Task requirements — Among the entries, find the lines with the string "like" and report them.

Material for the task —

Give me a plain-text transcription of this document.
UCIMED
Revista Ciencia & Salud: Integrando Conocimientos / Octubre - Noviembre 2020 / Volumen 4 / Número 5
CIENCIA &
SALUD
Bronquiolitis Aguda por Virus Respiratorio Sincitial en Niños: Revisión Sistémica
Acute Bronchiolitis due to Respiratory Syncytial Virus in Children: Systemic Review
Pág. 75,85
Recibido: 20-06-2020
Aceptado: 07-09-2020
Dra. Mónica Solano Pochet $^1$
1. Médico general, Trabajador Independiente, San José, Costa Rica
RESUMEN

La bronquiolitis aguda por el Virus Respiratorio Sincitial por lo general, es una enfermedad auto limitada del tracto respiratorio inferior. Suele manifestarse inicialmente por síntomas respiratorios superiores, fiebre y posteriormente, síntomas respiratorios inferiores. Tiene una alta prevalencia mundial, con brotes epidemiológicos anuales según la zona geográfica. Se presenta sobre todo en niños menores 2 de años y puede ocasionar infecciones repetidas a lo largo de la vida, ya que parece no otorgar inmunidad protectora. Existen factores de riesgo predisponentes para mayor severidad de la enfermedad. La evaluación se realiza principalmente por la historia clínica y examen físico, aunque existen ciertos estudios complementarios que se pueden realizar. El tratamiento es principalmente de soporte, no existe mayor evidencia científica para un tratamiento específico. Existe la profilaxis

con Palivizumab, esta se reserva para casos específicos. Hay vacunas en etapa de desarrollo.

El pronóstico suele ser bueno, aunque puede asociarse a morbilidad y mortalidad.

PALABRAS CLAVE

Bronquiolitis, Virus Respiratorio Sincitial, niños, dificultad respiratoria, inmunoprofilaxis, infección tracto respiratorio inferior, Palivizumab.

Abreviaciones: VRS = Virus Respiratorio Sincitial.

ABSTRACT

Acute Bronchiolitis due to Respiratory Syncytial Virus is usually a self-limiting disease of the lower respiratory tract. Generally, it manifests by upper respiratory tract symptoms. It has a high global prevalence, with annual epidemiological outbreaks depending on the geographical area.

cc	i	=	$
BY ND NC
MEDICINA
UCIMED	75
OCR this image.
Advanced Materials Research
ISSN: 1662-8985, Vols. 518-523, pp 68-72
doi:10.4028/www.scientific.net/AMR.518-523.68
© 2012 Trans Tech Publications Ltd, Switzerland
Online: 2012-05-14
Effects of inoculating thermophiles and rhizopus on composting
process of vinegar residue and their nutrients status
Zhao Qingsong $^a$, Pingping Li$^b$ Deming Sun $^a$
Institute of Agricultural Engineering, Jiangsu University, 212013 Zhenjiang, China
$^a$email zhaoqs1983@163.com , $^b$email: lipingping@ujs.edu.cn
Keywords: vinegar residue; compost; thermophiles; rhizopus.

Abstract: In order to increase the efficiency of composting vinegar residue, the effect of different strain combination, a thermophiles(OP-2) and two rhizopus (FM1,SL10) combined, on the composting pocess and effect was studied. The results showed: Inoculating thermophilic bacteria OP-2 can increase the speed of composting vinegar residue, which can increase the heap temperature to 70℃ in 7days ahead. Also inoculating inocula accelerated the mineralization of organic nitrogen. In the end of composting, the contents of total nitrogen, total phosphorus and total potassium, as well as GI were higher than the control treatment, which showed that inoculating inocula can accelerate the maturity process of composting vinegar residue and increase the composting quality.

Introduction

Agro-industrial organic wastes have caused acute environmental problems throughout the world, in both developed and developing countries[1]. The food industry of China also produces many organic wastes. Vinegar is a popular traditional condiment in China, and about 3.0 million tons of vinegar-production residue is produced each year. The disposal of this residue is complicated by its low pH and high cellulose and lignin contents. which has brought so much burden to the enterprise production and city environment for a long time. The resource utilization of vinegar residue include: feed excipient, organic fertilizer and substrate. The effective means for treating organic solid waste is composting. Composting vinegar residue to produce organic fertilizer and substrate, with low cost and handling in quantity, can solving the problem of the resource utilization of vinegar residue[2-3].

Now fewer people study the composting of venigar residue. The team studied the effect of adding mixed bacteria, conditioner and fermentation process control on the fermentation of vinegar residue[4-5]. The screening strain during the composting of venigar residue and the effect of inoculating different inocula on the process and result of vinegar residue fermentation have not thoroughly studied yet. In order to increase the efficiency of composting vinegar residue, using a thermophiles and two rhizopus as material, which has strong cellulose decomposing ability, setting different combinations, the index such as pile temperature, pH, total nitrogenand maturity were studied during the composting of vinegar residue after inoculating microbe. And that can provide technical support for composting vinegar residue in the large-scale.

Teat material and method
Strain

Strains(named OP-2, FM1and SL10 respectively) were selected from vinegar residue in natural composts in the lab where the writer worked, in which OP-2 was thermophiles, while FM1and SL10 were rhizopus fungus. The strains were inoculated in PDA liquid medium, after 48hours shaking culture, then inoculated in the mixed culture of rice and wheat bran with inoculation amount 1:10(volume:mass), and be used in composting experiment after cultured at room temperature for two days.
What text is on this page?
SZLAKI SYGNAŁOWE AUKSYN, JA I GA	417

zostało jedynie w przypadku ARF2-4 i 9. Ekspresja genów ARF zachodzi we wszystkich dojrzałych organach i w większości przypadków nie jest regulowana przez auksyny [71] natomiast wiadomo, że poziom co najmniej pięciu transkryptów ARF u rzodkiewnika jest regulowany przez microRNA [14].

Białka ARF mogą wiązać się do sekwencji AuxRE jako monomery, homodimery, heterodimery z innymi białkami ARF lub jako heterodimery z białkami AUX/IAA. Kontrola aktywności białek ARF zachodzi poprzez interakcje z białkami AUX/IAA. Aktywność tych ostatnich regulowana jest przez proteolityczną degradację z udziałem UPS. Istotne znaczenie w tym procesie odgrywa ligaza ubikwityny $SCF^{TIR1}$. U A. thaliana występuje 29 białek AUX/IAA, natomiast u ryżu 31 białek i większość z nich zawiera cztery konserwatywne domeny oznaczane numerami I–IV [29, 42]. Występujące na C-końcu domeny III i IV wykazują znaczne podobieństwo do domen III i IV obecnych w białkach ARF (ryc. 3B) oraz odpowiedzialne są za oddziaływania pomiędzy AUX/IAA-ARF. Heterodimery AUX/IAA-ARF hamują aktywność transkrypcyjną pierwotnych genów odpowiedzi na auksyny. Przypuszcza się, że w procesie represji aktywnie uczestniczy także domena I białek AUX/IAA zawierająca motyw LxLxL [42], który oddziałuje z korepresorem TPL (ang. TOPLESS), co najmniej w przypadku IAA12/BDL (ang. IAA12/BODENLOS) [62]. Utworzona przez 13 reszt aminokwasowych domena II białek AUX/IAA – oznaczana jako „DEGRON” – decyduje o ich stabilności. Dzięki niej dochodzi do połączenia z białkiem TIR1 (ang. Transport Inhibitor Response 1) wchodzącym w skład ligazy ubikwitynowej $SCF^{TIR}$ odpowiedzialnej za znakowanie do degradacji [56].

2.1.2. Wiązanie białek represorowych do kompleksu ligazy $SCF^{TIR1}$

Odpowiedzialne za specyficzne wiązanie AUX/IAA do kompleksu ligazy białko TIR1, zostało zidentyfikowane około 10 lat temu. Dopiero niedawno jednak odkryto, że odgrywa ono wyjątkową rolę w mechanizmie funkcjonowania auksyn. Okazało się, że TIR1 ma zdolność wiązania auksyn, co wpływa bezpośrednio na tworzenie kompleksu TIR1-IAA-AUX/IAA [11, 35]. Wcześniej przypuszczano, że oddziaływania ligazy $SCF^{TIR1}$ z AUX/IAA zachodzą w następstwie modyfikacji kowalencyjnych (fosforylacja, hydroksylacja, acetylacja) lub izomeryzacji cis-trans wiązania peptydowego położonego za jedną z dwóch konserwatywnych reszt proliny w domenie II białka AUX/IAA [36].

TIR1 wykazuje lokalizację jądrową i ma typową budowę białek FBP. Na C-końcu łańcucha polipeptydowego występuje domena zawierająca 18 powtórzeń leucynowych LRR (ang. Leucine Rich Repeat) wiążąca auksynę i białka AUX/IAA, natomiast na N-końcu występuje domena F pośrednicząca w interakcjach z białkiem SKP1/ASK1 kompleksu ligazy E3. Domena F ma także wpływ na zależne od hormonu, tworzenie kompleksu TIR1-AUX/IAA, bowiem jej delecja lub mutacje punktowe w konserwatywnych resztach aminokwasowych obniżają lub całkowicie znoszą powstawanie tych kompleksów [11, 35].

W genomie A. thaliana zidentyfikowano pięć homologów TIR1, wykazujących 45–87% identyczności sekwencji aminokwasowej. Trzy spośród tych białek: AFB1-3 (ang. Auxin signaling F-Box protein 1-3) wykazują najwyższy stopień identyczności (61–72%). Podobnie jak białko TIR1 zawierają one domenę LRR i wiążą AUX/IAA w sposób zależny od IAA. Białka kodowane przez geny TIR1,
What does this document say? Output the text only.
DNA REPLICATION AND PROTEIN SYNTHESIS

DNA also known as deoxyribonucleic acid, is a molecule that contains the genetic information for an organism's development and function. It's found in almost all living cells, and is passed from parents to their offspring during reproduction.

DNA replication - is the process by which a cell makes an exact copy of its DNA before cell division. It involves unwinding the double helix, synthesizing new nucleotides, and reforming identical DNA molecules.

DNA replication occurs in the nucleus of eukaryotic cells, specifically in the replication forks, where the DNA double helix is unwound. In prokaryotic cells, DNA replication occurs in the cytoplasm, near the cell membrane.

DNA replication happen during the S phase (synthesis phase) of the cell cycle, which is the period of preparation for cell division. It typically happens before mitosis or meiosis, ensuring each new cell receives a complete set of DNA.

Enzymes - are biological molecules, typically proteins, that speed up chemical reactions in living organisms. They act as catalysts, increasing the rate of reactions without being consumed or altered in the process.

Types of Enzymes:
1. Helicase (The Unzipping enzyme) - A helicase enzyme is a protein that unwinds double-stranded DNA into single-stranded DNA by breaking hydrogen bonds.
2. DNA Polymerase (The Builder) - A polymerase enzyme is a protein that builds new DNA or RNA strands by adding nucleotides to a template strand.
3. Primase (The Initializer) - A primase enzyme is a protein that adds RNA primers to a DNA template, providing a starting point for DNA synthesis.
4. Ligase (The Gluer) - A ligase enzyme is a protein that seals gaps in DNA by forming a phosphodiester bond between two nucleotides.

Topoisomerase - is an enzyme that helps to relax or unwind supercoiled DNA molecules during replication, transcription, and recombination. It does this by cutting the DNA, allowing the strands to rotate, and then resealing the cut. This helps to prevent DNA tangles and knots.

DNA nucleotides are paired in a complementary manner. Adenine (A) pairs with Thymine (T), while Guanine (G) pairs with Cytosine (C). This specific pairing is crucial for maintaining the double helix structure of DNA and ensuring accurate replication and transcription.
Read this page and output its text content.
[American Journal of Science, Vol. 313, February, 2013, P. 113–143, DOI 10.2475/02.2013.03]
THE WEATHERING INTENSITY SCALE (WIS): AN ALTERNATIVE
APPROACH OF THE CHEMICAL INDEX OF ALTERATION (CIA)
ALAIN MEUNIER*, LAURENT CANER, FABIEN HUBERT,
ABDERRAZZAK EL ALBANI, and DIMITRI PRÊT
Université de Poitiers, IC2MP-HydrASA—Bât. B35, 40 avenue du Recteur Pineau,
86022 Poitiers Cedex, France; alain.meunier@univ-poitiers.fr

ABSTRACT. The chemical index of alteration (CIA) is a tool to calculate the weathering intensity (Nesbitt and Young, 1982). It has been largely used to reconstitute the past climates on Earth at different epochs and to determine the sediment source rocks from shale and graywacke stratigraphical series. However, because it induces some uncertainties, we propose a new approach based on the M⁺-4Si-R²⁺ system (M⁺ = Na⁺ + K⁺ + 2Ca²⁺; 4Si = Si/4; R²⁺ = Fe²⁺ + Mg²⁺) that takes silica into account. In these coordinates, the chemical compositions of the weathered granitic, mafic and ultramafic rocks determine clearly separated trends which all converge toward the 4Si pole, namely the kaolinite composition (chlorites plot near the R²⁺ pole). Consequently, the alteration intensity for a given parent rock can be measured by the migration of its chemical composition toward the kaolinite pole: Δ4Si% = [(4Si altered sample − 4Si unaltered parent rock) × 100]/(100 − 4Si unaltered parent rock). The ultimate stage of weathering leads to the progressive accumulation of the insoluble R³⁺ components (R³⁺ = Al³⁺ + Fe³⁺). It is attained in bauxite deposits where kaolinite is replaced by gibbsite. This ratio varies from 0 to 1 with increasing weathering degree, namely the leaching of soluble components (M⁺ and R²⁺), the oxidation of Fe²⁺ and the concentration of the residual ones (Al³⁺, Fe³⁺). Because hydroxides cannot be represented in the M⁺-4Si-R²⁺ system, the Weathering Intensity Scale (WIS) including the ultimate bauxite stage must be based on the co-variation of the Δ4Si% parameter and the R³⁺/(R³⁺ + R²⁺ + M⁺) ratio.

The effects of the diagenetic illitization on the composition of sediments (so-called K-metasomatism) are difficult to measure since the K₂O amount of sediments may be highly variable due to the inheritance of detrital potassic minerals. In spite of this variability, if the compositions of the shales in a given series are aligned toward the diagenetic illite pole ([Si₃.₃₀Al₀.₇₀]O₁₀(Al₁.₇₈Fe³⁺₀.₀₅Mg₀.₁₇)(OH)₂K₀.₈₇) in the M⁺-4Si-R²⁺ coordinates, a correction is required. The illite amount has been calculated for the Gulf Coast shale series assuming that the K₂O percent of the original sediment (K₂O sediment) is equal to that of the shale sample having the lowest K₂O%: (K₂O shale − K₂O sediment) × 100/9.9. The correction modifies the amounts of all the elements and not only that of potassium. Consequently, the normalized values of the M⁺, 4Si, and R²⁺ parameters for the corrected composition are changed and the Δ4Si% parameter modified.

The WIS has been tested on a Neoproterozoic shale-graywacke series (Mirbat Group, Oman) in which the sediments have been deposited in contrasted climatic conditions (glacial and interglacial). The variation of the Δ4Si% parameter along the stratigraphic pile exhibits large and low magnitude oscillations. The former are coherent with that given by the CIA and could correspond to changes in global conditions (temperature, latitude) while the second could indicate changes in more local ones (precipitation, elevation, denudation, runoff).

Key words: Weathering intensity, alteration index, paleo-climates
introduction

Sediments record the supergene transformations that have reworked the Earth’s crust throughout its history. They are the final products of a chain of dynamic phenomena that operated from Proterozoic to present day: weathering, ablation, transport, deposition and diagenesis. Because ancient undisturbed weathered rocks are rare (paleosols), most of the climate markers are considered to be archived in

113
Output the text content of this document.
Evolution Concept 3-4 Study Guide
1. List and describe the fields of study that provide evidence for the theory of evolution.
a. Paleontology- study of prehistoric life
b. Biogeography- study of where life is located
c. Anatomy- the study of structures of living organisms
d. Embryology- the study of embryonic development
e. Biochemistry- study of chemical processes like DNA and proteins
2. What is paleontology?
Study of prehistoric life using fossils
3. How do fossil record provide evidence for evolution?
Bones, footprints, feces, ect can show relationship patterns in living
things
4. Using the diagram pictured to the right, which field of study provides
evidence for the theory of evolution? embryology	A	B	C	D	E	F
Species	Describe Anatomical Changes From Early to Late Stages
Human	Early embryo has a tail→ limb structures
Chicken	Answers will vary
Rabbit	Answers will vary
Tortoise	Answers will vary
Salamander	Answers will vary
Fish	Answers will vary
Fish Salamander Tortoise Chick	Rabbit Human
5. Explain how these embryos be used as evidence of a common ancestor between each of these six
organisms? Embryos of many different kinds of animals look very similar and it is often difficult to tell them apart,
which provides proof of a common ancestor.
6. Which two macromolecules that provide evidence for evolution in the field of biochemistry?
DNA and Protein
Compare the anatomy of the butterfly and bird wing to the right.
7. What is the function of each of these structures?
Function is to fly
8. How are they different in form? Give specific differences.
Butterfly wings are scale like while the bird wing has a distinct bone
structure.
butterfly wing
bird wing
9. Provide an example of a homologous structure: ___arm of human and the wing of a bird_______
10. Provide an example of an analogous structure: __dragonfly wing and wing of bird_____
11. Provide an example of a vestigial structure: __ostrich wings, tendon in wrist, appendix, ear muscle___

Answer to this exercise —
e. Biochemistry- study of chemical processes like DNA and proteins
Butterfly wings are scale like while the bird wing has a distinct bone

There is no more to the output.